(WHAT YOU NEED TO DO): Pick out each line with the word "name" from the material that follows.

(Figure contents as structured data):

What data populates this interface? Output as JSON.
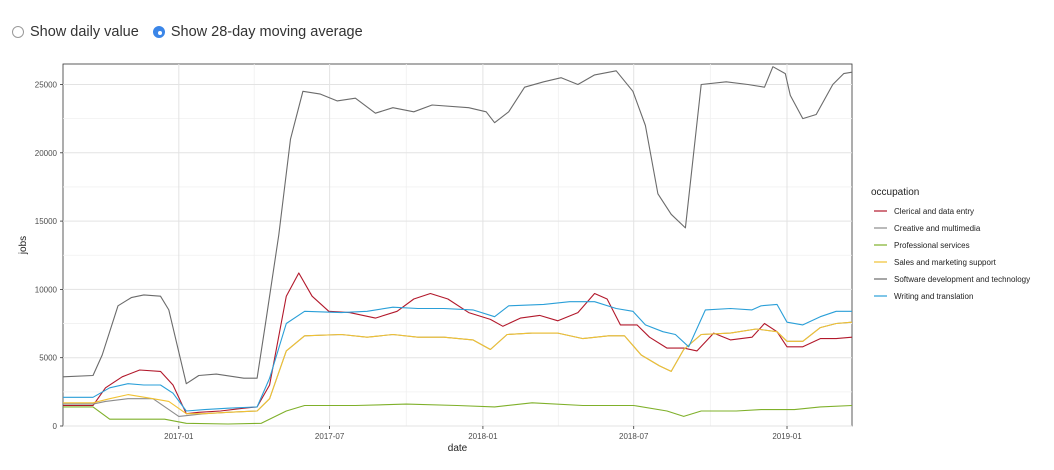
{
  "controls": {
    "options": [
      {
        "label": "Show daily value",
        "selected": false
      },
      {
        "label": "Show 28-day moving average",
        "selected": true
      }
    ]
  },
  "chart_data": {
    "type": "line",
    "xlabel": "date",
    "ylabel": "jobs",
    "legend_title": "occupation",
    "legend_position": "right",
    "grid": true,
    "xlim": [
      "2016-08-15",
      "2019-03-20"
    ],
    "ylim": [
      0,
      26500
    ],
    "x_ticks": [
      {
        "value": "2017-01-01",
        "label": "2017-01"
      },
      {
        "value": "2017-07-01",
        "label": "2017-07"
      },
      {
        "value": "2018-01-01",
        "label": "2018-01"
      },
      {
        "value": "2018-07-01",
        "label": "2018-07"
      },
      {
        "value": "2019-01-01",
        "label": "2019-01"
      }
    ],
    "y_ticks": [
      0,
      5000,
      10000,
      15000,
      20000,
      25000
    ],
    "series": [
      {
        "name": "Clerical and data entry",
        "color": "#b2182b",
        "points": [
          [
            "2016-08-15",
            1500
          ],
          [
            "2016-09-20",
            1500
          ],
          [
            "2016-10-05",
            2800
          ],
          [
            "2016-10-25",
            3600
          ],
          [
            "2016-11-15",
            4100
          ],
          [
            "2016-12-10",
            4000
          ],
          [
            "2016-12-25",
            3000
          ],
          [
            "2017-01-10",
            900
          ],
          [
            "2017-01-25",
            1000
          ],
          [
            "2017-02-20",
            1100
          ],
          [
            "2017-03-20",
            1300
          ],
          [
            "2017-04-05",
            1400
          ],
          [
            "2017-04-20",
            3000
          ],
          [
            "2017-05-10",
            9500
          ],
          [
            "2017-05-25",
            11200
          ],
          [
            "2017-06-10",
            9500
          ],
          [
            "2017-06-30",
            8400
          ],
          [
            "2017-07-25",
            8300
          ],
          [
            "2017-08-25",
            7900
          ],
          [
            "2017-09-20",
            8400
          ],
          [
            "2017-10-10",
            9300
          ],
          [
            "2017-10-30",
            9700
          ],
          [
            "2017-11-20",
            9300
          ],
          [
            "2017-12-15",
            8300
          ],
          [
            "2018-01-10",
            7800
          ],
          [
            "2018-01-25",
            7300
          ],
          [
            "2018-02-15",
            7900
          ],
          [
            "2018-03-10",
            8100
          ],
          [
            "2018-04-01",
            7700
          ],
          [
            "2018-04-25",
            8300
          ],
          [
            "2018-05-15",
            9700
          ],
          [
            "2018-05-30",
            9300
          ],
          [
            "2018-06-15",
            7400
          ],
          [
            "2018-07-05",
            7400
          ],
          [
            "2018-07-20",
            6500
          ],
          [
            "2018-08-10",
            5700
          ],
          [
            "2018-08-30",
            5700
          ],
          [
            "2018-09-15",
            5500
          ],
          [
            "2018-10-05",
            6800
          ],
          [
            "2018-10-25",
            6300
          ],
          [
            "2018-11-20",
            6500
          ],
          [
            "2018-12-05",
            7500
          ],
          [
            "2018-12-20",
            6900
          ],
          [
            "2019-01-01",
            5800
          ],
          [
            "2019-01-20",
            5800
          ],
          [
            "2019-02-10",
            6400
          ],
          [
            "2019-03-01",
            6400
          ],
          [
            "2019-03-20",
            6500
          ]
        ]
      },
      {
        "name": "Creative and multimedia",
        "color": "#8c8c8c",
        "points": [
          [
            "2016-08-15",
            1600
          ],
          [
            "2016-09-20",
            1600
          ],
          [
            "2016-10-05",
            1800
          ],
          [
            "2016-11-01",
            2000
          ],
          [
            "2016-12-01",
            2000
          ],
          [
            "2017-01-01",
            700
          ],
          [
            "2017-02-01",
            900
          ],
          [
            "2017-03-01",
            1000
          ],
          [
            "2017-04-05",
            1100
          ],
          [
            "2017-04-20",
            2000
          ],
          [
            "2017-05-10",
            5500
          ],
          [
            "2017-06-01",
            6600
          ],
          [
            "2017-07-15",
            6700
          ],
          [
            "2017-08-15",
            6500
          ],
          [
            "2017-09-15",
            6700
          ],
          [
            "2017-10-15",
            6500
          ],
          [
            "2017-11-15",
            6500
          ],
          [
            "2017-12-20",
            6300
          ],
          [
            "2018-01-10",
            5600
          ],
          [
            "2018-01-30",
            6700
          ],
          [
            "2018-03-01",
            6800
          ],
          [
            "2018-04-01",
            6800
          ],
          [
            "2018-05-01",
            6400
          ],
          [
            "2018-06-01",
            6600
          ],
          [
            "2018-06-20",
            6600
          ],
          [
            "2018-07-10",
            5200
          ],
          [
            "2018-08-01",
            4400
          ],
          [
            "2018-08-15",
            4000
          ],
          [
            "2018-08-30",
            5600
          ],
          [
            "2018-09-20",
            6700
          ],
          [
            "2018-10-25",
            6800
          ],
          [
            "2018-11-25",
            7100
          ],
          [
            "2018-12-20",
            6900
          ],
          [
            "2019-01-01",
            6200
          ],
          [
            "2019-01-20",
            6200
          ],
          [
            "2019-02-10",
            7200
          ],
          [
            "2019-03-01",
            7500
          ],
          [
            "2019-03-20",
            7600
          ]
        ]
      },
      {
        "name": "Professional services",
        "color": "#7fb02a",
        "points": [
          [
            "2016-08-15",
            1400
          ],
          [
            "2016-09-20",
            1400
          ],
          [
            "2016-10-10",
            500
          ],
          [
            "2016-12-15",
            500
          ],
          [
            "2017-01-10",
            200
          ],
          [
            "2017-03-01",
            150
          ],
          [
            "2017-04-10",
            200
          ],
          [
            "2017-05-10",
            1100
          ],
          [
            "2017-06-01",
            1500
          ],
          [
            "2017-08-01",
            1500
          ],
          [
            "2017-10-01",
            1600
          ],
          [
            "2017-12-01",
            1500
          ],
          [
            "2018-01-15",
            1400
          ],
          [
            "2018-03-01",
            1700
          ],
          [
            "2018-05-01",
            1500
          ],
          [
            "2018-07-01",
            1500
          ],
          [
            "2018-08-10",
            1100
          ],
          [
            "2018-08-30",
            700
          ],
          [
            "2018-09-20",
            1100
          ],
          [
            "2018-11-01",
            1100
          ],
          [
            "2018-12-01",
            1200
          ],
          [
            "2019-01-10",
            1200
          ],
          [
            "2019-02-10",
            1400
          ],
          [
            "2019-03-20",
            1500
          ]
        ]
      },
      {
        "name": "Sales and marketing support",
        "color": "#f1c232",
        "points": [
          [
            "2016-08-15",
            1700
          ],
          [
            "2016-09-20",
            1700
          ],
          [
            "2016-10-10",
            2000
          ],
          [
            "2016-11-01",
            2300
          ],
          [
            "2016-12-01",
            2000
          ],
          [
            "2016-12-20",
            1800
          ],
          [
            "2017-01-10",
            900
          ],
          [
            "2017-02-01",
            900
          ],
          [
            "2017-03-01",
            1000
          ],
          [
            "2017-04-05",
            1100
          ],
          [
            "2017-04-20",
            2000
          ],
          [
            "2017-05-10",
            5500
          ],
          [
            "2017-06-01",
            6600
          ],
          [
            "2017-07-15",
            6700
          ],
          [
            "2017-08-15",
            6500
          ],
          [
            "2017-09-15",
            6700
          ],
          [
            "2017-10-15",
            6500
          ],
          [
            "2017-11-15",
            6500
          ],
          [
            "2017-12-20",
            6300
          ],
          [
            "2018-01-10",
            5600
          ],
          [
            "2018-01-30",
            6700
          ],
          [
            "2018-03-01",
            6800
          ],
          [
            "2018-04-01",
            6800
          ],
          [
            "2018-05-01",
            6400
          ],
          [
            "2018-06-01",
            6600
          ],
          [
            "2018-06-20",
            6600
          ],
          [
            "2018-07-10",
            5200
          ],
          [
            "2018-08-01",
            4400
          ],
          [
            "2018-08-15",
            4000
          ],
          [
            "2018-08-30",
            5600
          ],
          [
            "2018-09-20",
            6700
          ],
          [
            "2018-10-25",
            6800
          ],
          [
            "2018-11-25",
            7100
          ],
          [
            "2018-12-20",
            6900
          ],
          [
            "2019-01-01",
            6200
          ],
          [
            "2019-01-20",
            6200
          ],
          [
            "2019-02-10",
            7200
          ],
          [
            "2019-03-01",
            7500
          ],
          [
            "2019-03-20",
            7600
          ]
        ]
      },
      {
        "name": "Software development and technology",
        "color": "#6b6b6b",
        "points": [
          [
            "2016-08-15",
            3600
          ],
          [
            "2016-09-20",
            3700
          ],
          [
            "2016-10-01",
            5200
          ],
          [
            "2016-10-20",
            8800
          ],
          [
            "2016-11-05",
            9400
          ],
          [
            "2016-11-20",
            9600
          ],
          [
            "2016-12-10",
            9500
          ],
          [
            "2016-12-20",
            8500
          ],
          [
            "2017-01-10",
            3100
          ],
          [
            "2017-01-25",
            3700
          ],
          [
            "2017-02-15",
            3800
          ],
          [
            "2017-03-20",
            3500
          ],
          [
            "2017-04-05",
            3500
          ],
          [
            "2017-04-15",
            7500
          ],
          [
            "2017-05-01",
            14000
          ],
          [
            "2017-05-15",
            21000
          ],
          [
            "2017-05-30",
            24500
          ],
          [
            "2017-06-20",
            24300
          ],
          [
            "2017-07-10",
            23800
          ],
          [
            "2017-08-01",
            24000
          ],
          [
            "2017-08-25",
            22900
          ],
          [
            "2017-09-15",
            23300
          ],
          [
            "2017-10-10",
            23000
          ],
          [
            "2017-11-01",
            23500
          ],
          [
            "2017-12-15",
            23300
          ],
          [
            "2018-01-05",
            23000
          ],
          [
            "2018-01-15",
            22200
          ],
          [
            "2018-02-01",
            23000
          ],
          [
            "2018-02-20",
            24800
          ],
          [
            "2018-03-15",
            25200
          ],
          [
            "2018-04-05",
            25500
          ],
          [
            "2018-04-25",
            25000
          ],
          [
            "2018-05-15",
            25700
          ],
          [
            "2018-06-10",
            26000
          ],
          [
            "2018-06-30",
            24500
          ],
          [
            "2018-07-15",
            22000
          ],
          [
            "2018-07-30",
            17000
          ],
          [
            "2018-08-15",
            15500
          ],
          [
            "2018-09-01",
            14500
          ],
          [
            "2018-09-20",
            25000
          ],
          [
            "2018-10-20",
            25200
          ],
          [
            "2018-11-15",
            25000
          ],
          [
            "2018-12-05",
            24800
          ],
          [
            "2018-12-15",
            26300
          ],
          [
            "2018-12-30",
            25800
          ],
          [
            "2019-01-05",
            24200
          ],
          [
            "2019-01-20",
            22500
          ],
          [
            "2019-02-05",
            22800
          ],
          [
            "2019-02-25",
            25000
          ],
          [
            "2019-03-10",
            25800
          ],
          [
            "2019-03-20",
            25900
          ]
        ]
      },
      {
        "name": "Writing and translation",
        "color": "#2a9fd8",
        "points": [
          [
            "2016-08-15",
            2100
          ],
          [
            "2016-09-20",
            2100
          ],
          [
            "2016-10-10",
            2800
          ],
          [
            "2016-11-01",
            3100
          ],
          [
            "2016-11-20",
            3000
          ],
          [
            "2016-12-10",
            3000
          ],
          [
            "2016-12-25",
            2400
          ],
          [
            "2017-01-10",
            1100
          ],
          [
            "2017-02-01",
            1200
          ],
          [
            "2017-03-01",
            1300
          ],
          [
            "2017-04-05",
            1400
          ],
          [
            "2017-04-20",
            3500
          ],
          [
            "2017-05-10",
            7500
          ],
          [
            "2017-06-01",
            8400
          ],
          [
            "2017-07-15",
            8300
          ],
          [
            "2017-08-15",
            8400
          ],
          [
            "2017-09-15",
            8700
          ],
          [
            "2017-10-15",
            8600
          ],
          [
            "2017-11-15",
            8600
          ],
          [
            "2017-12-20",
            8500
          ],
          [
            "2018-01-15",
            8000
          ],
          [
            "2018-02-01",
            8800
          ],
          [
            "2018-03-15",
            8900
          ],
          [
            "2018-04-15",
            9100
          ],
          [
            "2018-05-15",
            9100
          ],
          [
            "2018-06-10",
            8600
          ],
          [
            "2018-06-30",
            8400
          ],
          [
            "2018-07-15",
            7400
          ],
          [
            "2018-08-05",
            6900
          ],
          [
            "2018-08-20",
            6700
          ],
          [
            "2018-09-05",
            5800
          ],
          [
            "2018-09-25",
            8500
          ],
          [
            "2018-10-25",
            8600
          ],
          [
            "2018-11-20",
            8500
          ],
          [
            "2018-12-01",
            8800
          ],
          [
            "2018-12-20",
            8900
          ],
          [
            "2019-01-01",
            7600
          ],
          [
            "2019-01-20",
            7400
          ],
          [
            "2019-02-10",
            8000
          ],
          [
            "2019-03-01",
            8400
          ],
          [
            "2019-03-20",
            8400
          ]
        ]
      }
    ]
  }
}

(RESULT FOR THIS EXERCISE):
        "name": "Clerical and data entry",
        "name": "Creative and multimedia",
        "name": "Professional services",
        "name": "Sales and marketing support",
        "name": "Software development and technology",
        "name": "Writing and translation",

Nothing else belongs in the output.